§ TASK TO COMPLETE: Give the count of lines containing the string "marzo", with no other output.

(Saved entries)
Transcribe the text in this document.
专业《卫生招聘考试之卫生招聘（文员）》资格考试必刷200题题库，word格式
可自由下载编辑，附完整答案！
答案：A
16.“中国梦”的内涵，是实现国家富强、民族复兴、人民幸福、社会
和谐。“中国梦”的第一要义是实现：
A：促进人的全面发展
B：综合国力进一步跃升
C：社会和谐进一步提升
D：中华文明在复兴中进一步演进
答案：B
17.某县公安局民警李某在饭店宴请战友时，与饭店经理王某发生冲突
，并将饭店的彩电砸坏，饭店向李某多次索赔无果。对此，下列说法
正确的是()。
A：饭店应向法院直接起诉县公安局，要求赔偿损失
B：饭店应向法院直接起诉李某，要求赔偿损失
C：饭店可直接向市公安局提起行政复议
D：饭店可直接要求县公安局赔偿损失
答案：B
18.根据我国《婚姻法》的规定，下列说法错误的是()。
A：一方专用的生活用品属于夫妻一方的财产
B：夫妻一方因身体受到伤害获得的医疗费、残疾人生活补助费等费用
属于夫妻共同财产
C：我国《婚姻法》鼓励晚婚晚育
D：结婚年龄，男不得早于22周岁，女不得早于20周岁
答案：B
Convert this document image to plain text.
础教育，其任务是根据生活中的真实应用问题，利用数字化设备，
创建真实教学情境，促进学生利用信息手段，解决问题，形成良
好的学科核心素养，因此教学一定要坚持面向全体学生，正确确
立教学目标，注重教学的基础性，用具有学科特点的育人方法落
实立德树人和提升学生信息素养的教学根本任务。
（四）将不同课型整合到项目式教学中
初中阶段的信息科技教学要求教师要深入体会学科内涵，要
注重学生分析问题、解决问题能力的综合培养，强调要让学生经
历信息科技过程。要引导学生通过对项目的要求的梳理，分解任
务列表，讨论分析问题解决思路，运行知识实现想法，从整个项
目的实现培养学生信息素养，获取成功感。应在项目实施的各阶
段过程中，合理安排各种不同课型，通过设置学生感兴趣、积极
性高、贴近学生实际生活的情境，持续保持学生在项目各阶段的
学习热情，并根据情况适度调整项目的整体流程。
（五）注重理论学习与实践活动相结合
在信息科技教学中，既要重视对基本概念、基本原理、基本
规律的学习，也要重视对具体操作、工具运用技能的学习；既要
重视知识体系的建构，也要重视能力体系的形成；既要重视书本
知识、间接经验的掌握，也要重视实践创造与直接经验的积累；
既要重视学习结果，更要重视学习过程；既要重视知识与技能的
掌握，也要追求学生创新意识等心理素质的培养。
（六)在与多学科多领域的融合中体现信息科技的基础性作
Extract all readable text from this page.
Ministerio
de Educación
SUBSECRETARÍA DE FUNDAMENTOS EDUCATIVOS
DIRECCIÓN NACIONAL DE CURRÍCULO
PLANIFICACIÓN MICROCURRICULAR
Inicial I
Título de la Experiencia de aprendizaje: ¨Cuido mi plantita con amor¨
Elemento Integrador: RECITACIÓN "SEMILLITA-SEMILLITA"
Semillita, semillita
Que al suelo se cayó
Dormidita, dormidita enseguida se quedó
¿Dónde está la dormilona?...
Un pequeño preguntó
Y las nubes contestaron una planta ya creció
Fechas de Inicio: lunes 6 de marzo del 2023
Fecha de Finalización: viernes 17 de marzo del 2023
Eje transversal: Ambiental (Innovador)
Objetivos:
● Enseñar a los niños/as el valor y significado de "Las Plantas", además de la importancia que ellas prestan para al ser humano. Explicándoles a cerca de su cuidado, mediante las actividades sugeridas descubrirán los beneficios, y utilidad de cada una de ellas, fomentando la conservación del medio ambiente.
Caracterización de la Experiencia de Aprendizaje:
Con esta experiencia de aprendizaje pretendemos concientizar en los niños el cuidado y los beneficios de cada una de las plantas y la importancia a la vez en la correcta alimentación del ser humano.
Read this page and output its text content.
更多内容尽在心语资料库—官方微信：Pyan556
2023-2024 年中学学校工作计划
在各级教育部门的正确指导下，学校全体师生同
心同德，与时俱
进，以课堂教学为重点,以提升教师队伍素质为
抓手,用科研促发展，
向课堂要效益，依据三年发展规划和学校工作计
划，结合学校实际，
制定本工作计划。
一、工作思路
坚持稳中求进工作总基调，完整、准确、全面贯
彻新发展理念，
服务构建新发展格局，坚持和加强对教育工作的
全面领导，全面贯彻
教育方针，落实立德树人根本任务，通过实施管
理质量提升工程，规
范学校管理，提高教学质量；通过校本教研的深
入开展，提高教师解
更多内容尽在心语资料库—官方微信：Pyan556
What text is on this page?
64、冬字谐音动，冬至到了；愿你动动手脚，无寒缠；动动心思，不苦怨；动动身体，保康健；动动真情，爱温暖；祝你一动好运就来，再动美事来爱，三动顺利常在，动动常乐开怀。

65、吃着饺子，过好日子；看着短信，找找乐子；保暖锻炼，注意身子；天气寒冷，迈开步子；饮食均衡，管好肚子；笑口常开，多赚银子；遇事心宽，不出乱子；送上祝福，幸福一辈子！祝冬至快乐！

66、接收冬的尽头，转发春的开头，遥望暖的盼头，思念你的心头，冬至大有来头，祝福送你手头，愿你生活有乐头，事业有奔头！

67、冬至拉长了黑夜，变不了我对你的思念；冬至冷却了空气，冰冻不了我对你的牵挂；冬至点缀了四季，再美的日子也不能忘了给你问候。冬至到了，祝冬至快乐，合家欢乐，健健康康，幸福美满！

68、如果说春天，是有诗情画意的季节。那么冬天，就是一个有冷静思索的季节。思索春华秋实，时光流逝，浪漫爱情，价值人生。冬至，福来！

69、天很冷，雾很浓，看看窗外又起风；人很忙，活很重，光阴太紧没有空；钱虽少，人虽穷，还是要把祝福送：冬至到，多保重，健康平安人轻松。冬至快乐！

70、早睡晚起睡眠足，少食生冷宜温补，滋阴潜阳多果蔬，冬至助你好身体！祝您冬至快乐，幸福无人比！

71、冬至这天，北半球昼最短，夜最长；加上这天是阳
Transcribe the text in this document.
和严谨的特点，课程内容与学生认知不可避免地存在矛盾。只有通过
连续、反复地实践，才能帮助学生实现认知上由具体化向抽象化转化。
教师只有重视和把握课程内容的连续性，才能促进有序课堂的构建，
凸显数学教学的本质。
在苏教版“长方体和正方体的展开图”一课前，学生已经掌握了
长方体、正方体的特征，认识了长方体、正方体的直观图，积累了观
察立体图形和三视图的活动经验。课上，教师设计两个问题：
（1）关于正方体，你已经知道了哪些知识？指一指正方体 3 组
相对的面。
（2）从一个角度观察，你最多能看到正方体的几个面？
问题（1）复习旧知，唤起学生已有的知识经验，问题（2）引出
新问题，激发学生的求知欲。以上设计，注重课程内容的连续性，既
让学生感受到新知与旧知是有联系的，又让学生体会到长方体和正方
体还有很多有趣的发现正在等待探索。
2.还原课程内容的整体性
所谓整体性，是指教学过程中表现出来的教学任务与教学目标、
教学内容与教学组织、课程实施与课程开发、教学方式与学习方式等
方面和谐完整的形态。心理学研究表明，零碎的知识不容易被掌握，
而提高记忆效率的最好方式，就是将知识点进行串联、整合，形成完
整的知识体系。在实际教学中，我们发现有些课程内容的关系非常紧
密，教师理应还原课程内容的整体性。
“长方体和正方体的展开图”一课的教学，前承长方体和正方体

§ RESULT OF THIS EXERCISE: 2